## EXERCISE
The data below should be restated word for word, with every picture omitted.

Figure collection entries:
------------------------------------------------

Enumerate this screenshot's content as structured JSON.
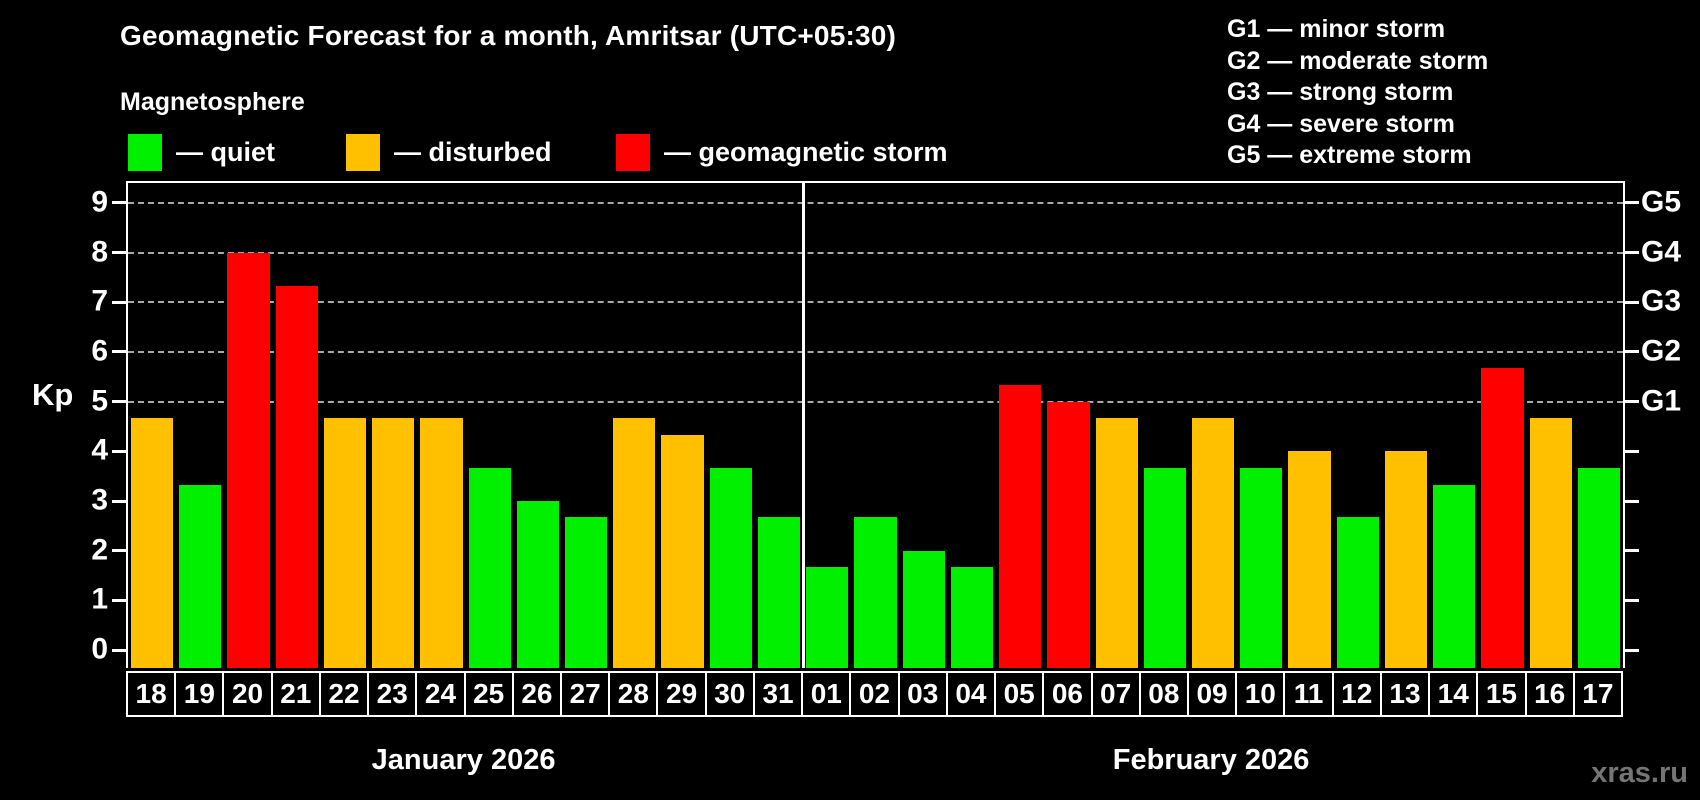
{
  "header": {
    "title": "Geomagnetic Forecast for a month, Amritsar (UTC+05:30)",
    "subtitle": "Magnetosphere"
  },
  "legend": {
    "items": [
      {
        "status": "quiet",
        "label": "— quiet"
      },
      {
        "status": "disturbed",
        "label": "— disturbed"
      },
      {
        "status": "storm",
        "label": "— geomagnetic storm"
      }
    ]
  },
  "g_legend": {
    "lines": [
      "G1 — minor storm",
      "G2 — moderate storm",
      "G3 — strong storm",
      "G4 — severe storm",
      "G5 — extreme storm"
    ]
  },
  "colors": {
    "quiet": "#00f000",
    "disturbed": "#ffc000",
    "storm": "#ff0000",
    "background": "#000000",
    "text": "#ffffff",
    "grid": "#a8a8a8",
    "watermark": "#757575"
  },
  "chart_data": {
    "type": "bar",
    "title": "Geomagnetic Forecast for a month, Amritsar (UTC+05:30)",
    "xlabel": "",
    "ylabel": "Kp",
    "ylim": [
      0,
      9
    ],
    "display_ylim": [
      -0.36,
      9.4
    ],
    "grid": "dashed horizontal lines at Kp 5-9 (G1-G5)",
    "legend_position": "top-left",
    "y_ticks": [
      0,
      1,
      2,
      3,
      4,
      5,
      6,
      7,
      8,
      9
    ],
    "gridline_levels": [
      5,
      6,
      7,
      8,
      9
    ],
    "right_axis_labels": [
      {
        "label": "G1",
        "kp": 5
      },
      {
        "label": "G2",
        "kp": 6
      },
      {
        "label": "G3",
        "kp": 7
      },
      {
        "label": "G4",
        "kp": 8
      },
      {
        "label": "G5",
        "kp": 9
      }
    ],
    "months": [
      {
        "label": "January 2026",
        "days": 14
      },
      {
        "label": "February 2026",
        "days": 17
      }
    ],
    "categories": [
      "18",
      "19",
      "20",
      "21",
      "22",
      "23",
      "24",
      "25",
      "26",
      "27",
      "28",
      "29",
      "30",
      "31",
      "01",
      "02",
      "03",
      "04",
      "05",
      "06",
      "07",
      "08",
      "09",
      "10",
      "11",
      "12",
      "13",
      "14",
      "15",
      "16",
      "17"
    ],
    "bars": [
      {
        "day": "18",
        "kp": 4.67,
        "status": "disturbed"
      },
      {
        "day": "19",
        "kp": 3.33,
        "status": "quiet"
      },
      {
        "day": "20",
        "kp": 8.0,
        "status": "storm"
      },
      {
        "day": "21",
        "kp": 7.33,
        "status": "storm"
      },
      {
        "day": "22",
        "kp": 4.67,
        "status": "disturbed"
      },
      {
        "day": "23",
        "kp": 4.67,
        "status": "disturbed"
      },
      {
        "day": "24",
        "kp": 4.67,
        "status": "disturbed"
      },
      {
        "day": "25",
        "kp": 3.67,
        "status": "quiet"
      },
      {
        "day": "26",
        "kp": 3.0,
        "status": "quiet"
      },
      {
        "day": "27",
        "kp": 2.67,
        "status": "quiet"
      },
      {
        "day": "28",
        "kp": 4.67,
        "status": "disturbed"
      },
      {
        "day": "29",
        "kp": 4.33,
        "status": "disturbed"
      },
      {
        "day": "30",
        "kp": 3.67,
        "status": "quiet"
      },
      {
        "day": "31",
        "kp": 2.67,
        "status": "quiet"
      },
      {
        "day": "01",
        "kp": 1.67,
        "status": "quiet"
      },
      {
        "day": "02",
        "kp": 2.67,
        "status": "quiet"
      },
      {
        "day": "03",
        "kp": 2.0,
        "status": "quiet"
      },
      {
        "day": "04",
        "kp": 1.67,
        "status": "quiet"
      },
      {
        "day": "05",
        "kp": 5.33,
        "status": "storm"
      },
      {
        "day": "06",
        "kp": 5.0,
        "status": "storm"
      },
      {
        "day": "07",
        "kp": 4.67,
        "status": "disturbed"
      },
      {
        "day": "08",
        "kp": 3.67,
        "status": "quiet"
      },
      {
        "day": "09",
        "kp": 4.67,
        "status": "disturbed"
      },
      {
        "day": "10",
        "kp": 3.67,
        "status": "quiet"
      },
      {
        "day": "11",
        "kp": 4.0,
        "status": "disturbed"
      },
      {
        "day": "12",
        "kp": 2.67,
        "status": "quiet"
      },
      {
        "day": "13",
        "kp": 4.0,
        "status": "disturbed"
      },
      {
        "day": "14",
        "kp": 3.33,
        "status": "quiet"
      },
      {
        "day": "15",
        "kp": 5.67,
        "status": "storm"
      },
      {
        "day": "16",
        "kp": 4.67,
        "status": "disturbed"
      },
      {
        "day": "17",
        "kp": 3.67,
        "status": "quiet"
      }
    ]
  },
  "watermark": "xras.ru"
}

------------------------------------------------

## REPLY
Enumerate this screenshot's content as structured JSON.
{
  "header": {
    "title": "Geomagnetic Forecast for a month, Amritsar (UTC+05:30)",
    "subtitle": "Magnetosphere"
  },
  "legend": {
    "items": [
      {
        "status": "quiet",
        "label": "— quiet"
      },
      {
        "status": "disturbed",
        "label": "— disturbed"
      },
      {
        "status": "storm",
        "label": "— geomagnetic storm"
      }
    ]
  },
  "g_legend": {
    "lines": [
      "G1 — minor storm",
      "G2 — moderate storm",
      "G3 — strong storm",
      "G4 — severe storm",
      "G5 — extreme storm"
    ]
  },
  "colors": {
    "quiet": "#00f000",
    "disturbed": "#ffc000",
    "storm": "#ff0000",
    "background": "#000000",
    "text": "#ffffff",
    "grid": "#a8a8a8",
    "watermark": "#757575"
  },
  "chart_data": {
    "type": "bar",
    "title": "Geomagnetic Forecast for a month, Amritsar (UTC+05:30)",
    "xlabel": "",
    "ylabel": "Kp",
    "ylim": [
      0,
      9
    ],
    "display_ylim": [
      -0.36,
      9.4
    ],
    "grid": "dashed horizontal lines at Kp 5-9 (G1-G5)",
    "legend_position": "top-left",
    "y_ticks": [
      0,
      1,
      2,
      3,
      4,
      5,
      6,
      7,
      8,
      9
    ],
    "gridline_levels": [
      5,
      6,
      7,
      8,
      9
    ],
    "right_axis_labels": [
      {
        "label": "G1",
        "kp": 5
      },
      {
        "label": "G2",
        "kp": 6
      },
      {
        "label": "G3",
        "kp": 7
      },
      {
        "label": "G4",
        "kp": 8
      },
      {
        "label": "G5",
        "kp": 9
      }
    ],
    "months": [
      {
        "label": "January 2026",
        "days": 14
      },
      {
        "label": "February 2026",
        "days": 17
      }
    ],
    "categories": [
      "18",
      "19",
      "20",
      "21",
      "22",
      "23",
      "24",
      "25",
      "26",
      "27",
      "28",
      "29",
      "30",
      "31",
      "01",
      "02",
      "03",
      "04",
      "05",
      "06",
      "07",
      "08",
      "09",
      "10",
      "11",
      "12",
      "13",
      "14",
      "15",
      "16",
      "17"
    ],
    "bars": [
      {
        "day": "18",
        "kp": 4.67,
        "status": "disturbed"
      },
      {
        "day": "19",
        "kp": 3.33,
        "status": "quiet"
      },
      {
        "day": "20",
        "kp": 8.0,
        "status": "storm"
      },
      {
        "day": "21",
        "kp": 7.33,
        "status": "storm"
      },
      {
        "day": "22",
        "kp": 4.67,
        "status": "disturbed"
      },
      {
        "day": "23",
        "kp": 4.67,
        "status": "disturbed"
      },
      {
        "day": "24",
        "kp": 4.67,
        "status": "disturbed"
      },
      {
        "day": "25",
        "kp": 3.67,
        "status": "quiet"
      },
      {
        "day": "26",
        "kp": 3.0,
        "status": "quiet"
      },
      {
        "day": "27",
        "kp": 2.67,
        "status": "quiet"
      },
      {
        "day": "28",
        "kp": 4.67,
        "status": "disturbed"
      },
      {
        "day": "29",
        "kp": 4.33,
        "status": "disturbed"
      },
      {
        "day": "30",
        "kp": 3.67,
        "status": "quiet"
      },
      {
        "day": "31",
        "kp": 2.67,
        "status": "quiet"
      },
      {
        "day": "01",
        "kp": 1.67,
        "status": "quiet"
      },
      {
        "day": "02",
        "kp": 2.67,
        "status": "quiet"
      },
      {
        "day": "03",
        "kp": 2.0,
        "status": "quiet"
      },
      {
        "day": "04",
        "kp": 1.67,
        "status": "quiet"
      },
      {
        "day": "05",
        "kp": 5.33,
        "status": "storm"
      },
      {
        "day": "06",
        "kp": 5.0,
        "status": "storm"
      },
      {
        "day": "07",
        "kp": 4.67,
        "status": "disturbed"
      },
      {
        "day": "08",
        "kp": 3.67,
        "status": "quiet"
      },
      {
        "day": "09",
        "kp": 4.67,
        "status": "disturbed"
      },
      {
        "day": "10",
        "kp": 3.67,
        "status": "quiet"
      },
      {
        "day": "11",
        "kp": 4.0,
        "status": "disturbed"
      },
      {
        "day": "12",
        "kp": 2.67,
        "status": "quiet"
      },
      {
        "day": "13",
        "kp": 4.0,
        "status": "disturbed"
      },
      {
        "day": "14",
        "kp": 3.33,
        "status": "quiet"
      },
      {
        "day": "15",
        "kp": 5.67,
        "status": "storm"
      },
      {
        "day": "16",
        "kp": 4.67,
        "status": "disturbed"
      },
      {
        "day": "17",
        "kp": 3.67,
        "status": "quiet"
      }
    ]
  },
  "watermark": "xras.ru"
}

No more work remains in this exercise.